--- Begin MATERIAL FOR THIS TASK ---
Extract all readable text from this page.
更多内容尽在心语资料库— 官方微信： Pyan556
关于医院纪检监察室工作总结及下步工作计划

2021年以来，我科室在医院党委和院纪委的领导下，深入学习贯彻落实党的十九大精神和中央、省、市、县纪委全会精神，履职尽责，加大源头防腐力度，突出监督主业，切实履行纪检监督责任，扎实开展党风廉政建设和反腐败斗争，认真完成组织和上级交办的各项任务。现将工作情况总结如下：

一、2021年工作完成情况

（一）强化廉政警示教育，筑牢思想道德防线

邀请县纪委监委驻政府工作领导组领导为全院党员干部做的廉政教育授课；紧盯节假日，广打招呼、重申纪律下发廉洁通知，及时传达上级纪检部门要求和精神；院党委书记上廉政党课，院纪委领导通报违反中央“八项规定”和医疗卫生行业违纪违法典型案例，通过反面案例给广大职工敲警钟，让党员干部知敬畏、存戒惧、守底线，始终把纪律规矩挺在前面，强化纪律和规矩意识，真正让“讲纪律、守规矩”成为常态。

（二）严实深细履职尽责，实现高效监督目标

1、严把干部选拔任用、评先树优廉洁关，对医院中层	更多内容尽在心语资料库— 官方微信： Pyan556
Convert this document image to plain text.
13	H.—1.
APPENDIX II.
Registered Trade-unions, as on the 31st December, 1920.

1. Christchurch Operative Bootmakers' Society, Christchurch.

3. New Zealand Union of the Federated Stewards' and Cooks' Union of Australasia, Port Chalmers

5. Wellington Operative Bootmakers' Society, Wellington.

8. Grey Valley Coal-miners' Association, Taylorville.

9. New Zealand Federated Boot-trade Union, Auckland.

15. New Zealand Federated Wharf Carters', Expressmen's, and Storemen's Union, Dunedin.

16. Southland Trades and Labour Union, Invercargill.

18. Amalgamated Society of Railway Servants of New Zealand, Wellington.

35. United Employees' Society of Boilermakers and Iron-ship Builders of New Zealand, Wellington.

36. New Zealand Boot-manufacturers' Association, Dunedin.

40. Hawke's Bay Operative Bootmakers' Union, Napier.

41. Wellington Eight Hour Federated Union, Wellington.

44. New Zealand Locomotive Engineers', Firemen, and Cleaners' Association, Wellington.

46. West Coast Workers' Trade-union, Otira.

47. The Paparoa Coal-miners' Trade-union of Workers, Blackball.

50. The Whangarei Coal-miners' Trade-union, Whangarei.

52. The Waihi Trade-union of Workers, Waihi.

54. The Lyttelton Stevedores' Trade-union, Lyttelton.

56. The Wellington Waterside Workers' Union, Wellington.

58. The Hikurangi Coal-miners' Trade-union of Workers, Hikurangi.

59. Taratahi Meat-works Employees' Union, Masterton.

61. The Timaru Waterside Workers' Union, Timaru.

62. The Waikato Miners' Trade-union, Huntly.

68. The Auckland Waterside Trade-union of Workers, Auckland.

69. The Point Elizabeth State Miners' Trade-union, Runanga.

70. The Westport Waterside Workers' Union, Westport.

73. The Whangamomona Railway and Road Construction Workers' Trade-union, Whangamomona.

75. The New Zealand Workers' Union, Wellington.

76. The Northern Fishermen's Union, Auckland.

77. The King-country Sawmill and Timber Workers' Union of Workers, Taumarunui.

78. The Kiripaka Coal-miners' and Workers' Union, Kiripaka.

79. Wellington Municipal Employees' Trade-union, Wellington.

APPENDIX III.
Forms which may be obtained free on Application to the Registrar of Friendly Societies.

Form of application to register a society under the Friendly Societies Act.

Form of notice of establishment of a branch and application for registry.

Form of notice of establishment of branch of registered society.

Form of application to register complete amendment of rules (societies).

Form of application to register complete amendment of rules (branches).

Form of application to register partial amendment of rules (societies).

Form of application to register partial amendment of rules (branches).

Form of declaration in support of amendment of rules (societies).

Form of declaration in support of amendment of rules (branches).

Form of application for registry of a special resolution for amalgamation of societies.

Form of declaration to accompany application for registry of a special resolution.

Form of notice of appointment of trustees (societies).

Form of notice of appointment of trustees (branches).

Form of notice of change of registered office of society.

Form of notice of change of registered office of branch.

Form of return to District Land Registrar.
--- End MATERIAL FOR THIS TASK ---
» **SET PROBLEM**: Search the data for "complete". Copy every matching line.

» **EXERCISE RESPONSE**:
Form of application to register complete amendment of rules (societies).
Form of application to register complete amendment of rules (branches).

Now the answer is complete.